====== Recorded information ======

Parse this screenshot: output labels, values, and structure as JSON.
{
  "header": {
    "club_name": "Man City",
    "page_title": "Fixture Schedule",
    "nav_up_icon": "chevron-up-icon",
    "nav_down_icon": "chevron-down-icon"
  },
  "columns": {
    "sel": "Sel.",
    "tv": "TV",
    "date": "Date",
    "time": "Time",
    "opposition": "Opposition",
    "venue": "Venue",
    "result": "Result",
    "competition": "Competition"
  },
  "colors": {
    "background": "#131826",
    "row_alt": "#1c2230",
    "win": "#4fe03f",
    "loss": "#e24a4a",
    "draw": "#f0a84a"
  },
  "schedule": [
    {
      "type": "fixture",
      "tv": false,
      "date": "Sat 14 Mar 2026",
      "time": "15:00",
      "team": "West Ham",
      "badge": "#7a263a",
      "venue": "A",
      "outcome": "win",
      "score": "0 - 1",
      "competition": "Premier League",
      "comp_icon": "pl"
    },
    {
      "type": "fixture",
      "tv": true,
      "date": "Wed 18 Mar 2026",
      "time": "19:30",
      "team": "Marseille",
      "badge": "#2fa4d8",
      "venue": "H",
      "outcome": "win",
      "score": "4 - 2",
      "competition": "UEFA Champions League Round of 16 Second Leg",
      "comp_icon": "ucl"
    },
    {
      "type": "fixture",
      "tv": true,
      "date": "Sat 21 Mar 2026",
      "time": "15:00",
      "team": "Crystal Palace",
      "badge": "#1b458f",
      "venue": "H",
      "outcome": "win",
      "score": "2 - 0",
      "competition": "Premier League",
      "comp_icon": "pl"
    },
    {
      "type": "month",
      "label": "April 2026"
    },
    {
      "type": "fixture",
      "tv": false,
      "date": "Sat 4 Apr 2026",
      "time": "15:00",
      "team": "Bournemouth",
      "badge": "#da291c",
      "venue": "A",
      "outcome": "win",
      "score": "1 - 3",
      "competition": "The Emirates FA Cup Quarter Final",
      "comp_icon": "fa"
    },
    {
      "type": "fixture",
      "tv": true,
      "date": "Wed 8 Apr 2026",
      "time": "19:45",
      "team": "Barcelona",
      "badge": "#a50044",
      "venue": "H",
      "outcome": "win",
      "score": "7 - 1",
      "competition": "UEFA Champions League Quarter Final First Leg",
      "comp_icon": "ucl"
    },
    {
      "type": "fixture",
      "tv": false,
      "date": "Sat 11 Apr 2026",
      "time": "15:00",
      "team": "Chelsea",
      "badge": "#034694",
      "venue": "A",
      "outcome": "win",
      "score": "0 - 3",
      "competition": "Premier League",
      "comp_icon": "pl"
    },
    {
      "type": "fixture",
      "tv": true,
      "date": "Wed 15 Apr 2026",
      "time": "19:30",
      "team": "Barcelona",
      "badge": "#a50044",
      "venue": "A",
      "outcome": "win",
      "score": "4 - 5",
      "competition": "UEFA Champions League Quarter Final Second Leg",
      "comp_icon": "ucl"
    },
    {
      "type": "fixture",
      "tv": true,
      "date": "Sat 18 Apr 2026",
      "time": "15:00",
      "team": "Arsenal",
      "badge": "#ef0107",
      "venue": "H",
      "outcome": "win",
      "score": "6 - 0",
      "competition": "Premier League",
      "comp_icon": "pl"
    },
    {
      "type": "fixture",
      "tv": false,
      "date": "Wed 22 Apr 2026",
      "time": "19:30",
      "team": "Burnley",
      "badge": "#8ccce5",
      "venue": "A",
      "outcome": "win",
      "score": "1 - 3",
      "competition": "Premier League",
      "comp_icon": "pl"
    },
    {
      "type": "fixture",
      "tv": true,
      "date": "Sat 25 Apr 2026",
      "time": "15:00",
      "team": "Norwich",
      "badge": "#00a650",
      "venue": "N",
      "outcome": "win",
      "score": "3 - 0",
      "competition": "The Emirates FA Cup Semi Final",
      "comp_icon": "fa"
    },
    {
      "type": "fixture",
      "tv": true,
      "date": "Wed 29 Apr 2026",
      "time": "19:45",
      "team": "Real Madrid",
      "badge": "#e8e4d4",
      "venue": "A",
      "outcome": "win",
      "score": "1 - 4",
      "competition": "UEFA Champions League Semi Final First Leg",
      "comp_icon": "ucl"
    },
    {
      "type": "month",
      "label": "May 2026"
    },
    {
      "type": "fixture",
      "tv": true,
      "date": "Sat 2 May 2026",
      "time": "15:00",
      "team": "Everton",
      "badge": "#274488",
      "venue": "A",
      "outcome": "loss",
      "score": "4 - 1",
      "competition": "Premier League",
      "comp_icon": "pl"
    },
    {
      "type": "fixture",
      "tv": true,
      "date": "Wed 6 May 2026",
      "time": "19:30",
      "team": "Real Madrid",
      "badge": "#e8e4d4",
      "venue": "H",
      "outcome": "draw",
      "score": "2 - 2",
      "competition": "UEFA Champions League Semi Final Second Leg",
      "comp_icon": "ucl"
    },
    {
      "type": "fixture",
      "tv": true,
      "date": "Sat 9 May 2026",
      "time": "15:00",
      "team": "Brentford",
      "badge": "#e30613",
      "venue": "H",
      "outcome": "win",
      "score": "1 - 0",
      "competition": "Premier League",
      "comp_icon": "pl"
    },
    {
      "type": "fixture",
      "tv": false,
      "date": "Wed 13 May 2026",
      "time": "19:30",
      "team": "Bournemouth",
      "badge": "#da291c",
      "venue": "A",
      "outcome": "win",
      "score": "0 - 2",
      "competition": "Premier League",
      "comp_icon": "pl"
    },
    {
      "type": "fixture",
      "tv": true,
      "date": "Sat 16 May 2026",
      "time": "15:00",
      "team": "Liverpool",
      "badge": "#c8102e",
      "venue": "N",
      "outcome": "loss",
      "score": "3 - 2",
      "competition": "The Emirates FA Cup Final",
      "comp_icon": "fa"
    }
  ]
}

======

Stated problem>
Report how many lines of the listing above include the word "Emirates". Say nothing but the number.

Task solution>
3